Print all of the data exactly as written.

[Records start]

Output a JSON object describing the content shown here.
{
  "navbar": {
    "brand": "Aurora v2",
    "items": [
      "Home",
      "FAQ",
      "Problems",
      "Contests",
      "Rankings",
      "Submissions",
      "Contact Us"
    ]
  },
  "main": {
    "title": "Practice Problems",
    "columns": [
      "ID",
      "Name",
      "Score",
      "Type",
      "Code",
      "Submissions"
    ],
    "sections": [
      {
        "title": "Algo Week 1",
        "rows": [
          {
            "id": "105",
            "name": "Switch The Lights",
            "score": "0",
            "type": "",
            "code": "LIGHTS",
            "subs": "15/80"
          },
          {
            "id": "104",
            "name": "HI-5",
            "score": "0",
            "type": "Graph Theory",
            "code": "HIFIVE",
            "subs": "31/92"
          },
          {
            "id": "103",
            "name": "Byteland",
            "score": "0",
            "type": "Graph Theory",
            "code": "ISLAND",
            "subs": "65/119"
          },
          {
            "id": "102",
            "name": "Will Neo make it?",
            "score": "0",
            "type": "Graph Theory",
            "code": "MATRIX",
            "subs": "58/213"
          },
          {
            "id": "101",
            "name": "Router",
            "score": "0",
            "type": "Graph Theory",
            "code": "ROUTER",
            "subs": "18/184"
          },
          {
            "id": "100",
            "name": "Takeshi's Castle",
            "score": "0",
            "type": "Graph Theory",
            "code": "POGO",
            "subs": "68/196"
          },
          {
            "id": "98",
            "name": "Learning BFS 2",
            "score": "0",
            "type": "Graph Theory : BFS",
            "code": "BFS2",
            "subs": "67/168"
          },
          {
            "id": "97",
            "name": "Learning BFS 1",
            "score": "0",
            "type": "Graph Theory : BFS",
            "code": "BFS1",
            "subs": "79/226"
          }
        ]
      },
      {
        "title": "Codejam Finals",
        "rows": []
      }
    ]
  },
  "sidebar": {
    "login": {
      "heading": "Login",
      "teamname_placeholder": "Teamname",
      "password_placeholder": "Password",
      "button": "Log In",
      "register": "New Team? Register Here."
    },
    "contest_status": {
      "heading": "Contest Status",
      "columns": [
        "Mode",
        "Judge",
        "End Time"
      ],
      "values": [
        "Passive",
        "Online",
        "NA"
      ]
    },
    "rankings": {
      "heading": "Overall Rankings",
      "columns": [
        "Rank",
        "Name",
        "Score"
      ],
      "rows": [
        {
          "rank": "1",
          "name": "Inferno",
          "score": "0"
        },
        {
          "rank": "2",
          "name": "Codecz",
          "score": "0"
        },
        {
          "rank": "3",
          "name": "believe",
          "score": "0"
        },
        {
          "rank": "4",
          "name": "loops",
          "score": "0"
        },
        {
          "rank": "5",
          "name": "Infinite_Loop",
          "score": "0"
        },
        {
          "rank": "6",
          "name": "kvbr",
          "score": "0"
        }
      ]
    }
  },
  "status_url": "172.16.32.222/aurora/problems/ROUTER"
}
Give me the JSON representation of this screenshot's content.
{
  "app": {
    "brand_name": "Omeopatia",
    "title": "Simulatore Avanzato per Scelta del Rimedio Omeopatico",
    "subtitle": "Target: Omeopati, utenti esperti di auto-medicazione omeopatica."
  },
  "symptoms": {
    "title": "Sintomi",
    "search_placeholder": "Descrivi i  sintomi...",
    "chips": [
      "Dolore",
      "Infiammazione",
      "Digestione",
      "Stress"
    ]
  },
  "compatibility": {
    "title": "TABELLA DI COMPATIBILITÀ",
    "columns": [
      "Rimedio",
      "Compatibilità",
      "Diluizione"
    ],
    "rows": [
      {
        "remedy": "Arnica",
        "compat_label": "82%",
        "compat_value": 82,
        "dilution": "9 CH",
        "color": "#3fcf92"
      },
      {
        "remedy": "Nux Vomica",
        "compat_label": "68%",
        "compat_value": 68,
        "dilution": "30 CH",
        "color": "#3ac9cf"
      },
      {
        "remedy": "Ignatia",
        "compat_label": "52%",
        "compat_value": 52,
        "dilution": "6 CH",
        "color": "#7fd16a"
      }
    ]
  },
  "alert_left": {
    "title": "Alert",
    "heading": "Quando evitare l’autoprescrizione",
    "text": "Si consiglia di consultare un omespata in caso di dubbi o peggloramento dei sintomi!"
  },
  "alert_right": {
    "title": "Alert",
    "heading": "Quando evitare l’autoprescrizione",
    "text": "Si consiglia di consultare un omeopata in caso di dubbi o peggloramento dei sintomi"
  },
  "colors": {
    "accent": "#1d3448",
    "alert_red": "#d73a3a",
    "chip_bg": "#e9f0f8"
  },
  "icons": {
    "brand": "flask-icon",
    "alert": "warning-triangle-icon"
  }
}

[Records end]

◆ **Answer below**
Output a JSON object describing the content shown here.
{
  "navbar": {
    "brand": "Aurora v2",
    "items": [
      "Home",
      "FAQ",
      "Problems",
      "Contests",
      "Rankings",
      "Submissions",
      "Contact Us"
    ]
  },
  "main": {
    "title": "Practice Problems",
    "columns": [
      "ID",
      "Name",
      "Score",
      "Type",
      "Code",
      "Submissions"
    ],
    "sections": [
      {
        "title": "Algo Week 1",
        "rows": [
          {
            "id": "105",
            "name": "Switch The Lights",
            "score": "0",
            "type": "",
            "code": "LIGHTS",
            "subs": "15/80"
          },
          {
            "id": "104",
            "name": "HI-5",
            "score": "0",
            "type": "Graph Theory",
            "code": "HIFIVE",
            "subs": "31/92"
          },
          {
            "id": "103",
            "name": "Byteland",
            "score": "0",
            "type": "Graph Theory",
            "code": "ISLAND",
            "subs": "65/119"
          },
          {
            "id": "102",
            "name": "Will Neo make it?",
            "score": "0",
            "type": "Graph Theory",
            "code": "MATRIX",
            "subs": "58/213"
          },
          {
            "id": "101",
            "name": "Router",
            "score": "0",
            "type": "Graph Theory",
            "code": "ROUTER",
            "subs": "18/184"
          },
          {
            "id": "100",
            "name": "Takeshi's Castle",
            "score": "0",
            "type": "Graph Theory",
            "code": "POGO",
            "subs": "68/196"
          },
          {
            "id": "98",
            "name": "Learning BFS 2",
            "score": "0",
            "type": "Graph Theory : BFS",
            "code": "BFS2",
            "subs": "67/168"
          },
          {
            "id": "97",
            "name": "Learning BFS 1",
            "score": "0",
            "type": "Graph Theory : BFS",
            "code": "BFS1",
            "subs": "79/226"
          }
        ]
      },
      {
        "title": "Codejam Finals",
        "rows": []
      }
    ]
  },
  "sidebar": {
    "login": {
      "heading": "Login",
      "teamname_placeholder": "Teamname",
      "password_placeholder": "Password",
      "button": "Log In",
      "register": "New Team? Register Here."
    },
    "contest_status": {
      "heading": "Contest Status",
      "columns": [
        "Mode",
        "Judge",
        "End Time"
      ],
      "values": [
        "Passive",
        "Online",
        "NA"
      ]
    },
    "rankings": {
      "heading": "Overall Rankings",
      "columns": [
        "Rank",
        "Name",
        "Score"
      ],
      "rows": [
        {
          "rank": "1",
          "name": "Inferno",
          "score": "0"
        },
        {
          "rank": "2",
          "name": "Codecz",
          "score": "0"
        },
        {
          "rank": "3",
          "name": "believe",
          "score": "0"
        },
        {
          "rank": "4",
          "name": "loops",
          "score": "0"
        },
        {
          "rank": "5",
          "name": "Infinite_Loop",
          "score": "0"
        },
        {
          "rank": "6",
          "name": "kvbr",
          "score": "0"
        }
      ]
    }
  },
  "status_url": "172.16.32.222/aurora/problems/ROUTER"
}
Give me the JSON representation of this screenshot's content.
{
  "app": {
    "brand_name": "Omeopatia",
    "title": "Simulatore Avanzato per Scelta del Rimedio Omeopatico",
    "subtitle": "Target: Omeopati, utenti esperti di auto-medicazione omeopatica."
  },
  "symptoms": {
    "title": "Sintomi",
    "search_placeholder": "Descrivi i  sintomi...",
    "chips": [
      "Dolore",
      "Infiammazione",
      "Digestione",
      "Stress"
    ]
  },
  "compatibility": {
    "title": "TABELLA DI COMPATIBILITÀ",
    "columns": [
      "Rimedio",
      "Compatibilità",
      "Diluizione"
    ],
    "rows": [
      {
        "remedy": "Arnica",
        "compat_label": "82%",
        "compat_value": 82,
        "dilution": "9 CH",
        "color": "#3fcf92"
      },
      {
        "remedy": "Nux Vomica",
        "compat_label": "68%",
        "compat_value": 68,
        "dilution": "30 CH",
        "color": "#3ac9cf"
      },
      {
        "remedy": "Ignatia",
        "compat_label": "52%",
        "compat_value": 52,
        "dilution": "6 CH",
        "color": "#7fd16a"
      }
    ]
  },
  "alert_left": {
    "title": "Alert",
    "heading": "Quando evitare l’autoprescrizione",
    "text": "Si consiglia di consultare un omespata in caso di dubbi o peggloramento dei sintomi!"
  },
  "alert_right": {
    "title": "Alert",
    "heading": "Quando evitare l’autoprescrizione",
    "text": "Si consiglia di consultare un omeopata in caso di dubbi o peggloramento dei sintomi"
  },
  "colors": {
    "accent": "#1d3448",
    "alert_red": "#d73a3a",
    "chip_bg": "#e9f0f8"
  },
  "icons": {
    "brand": "flask-icon",
    "alert": "warning-triangle-icon"
  }
}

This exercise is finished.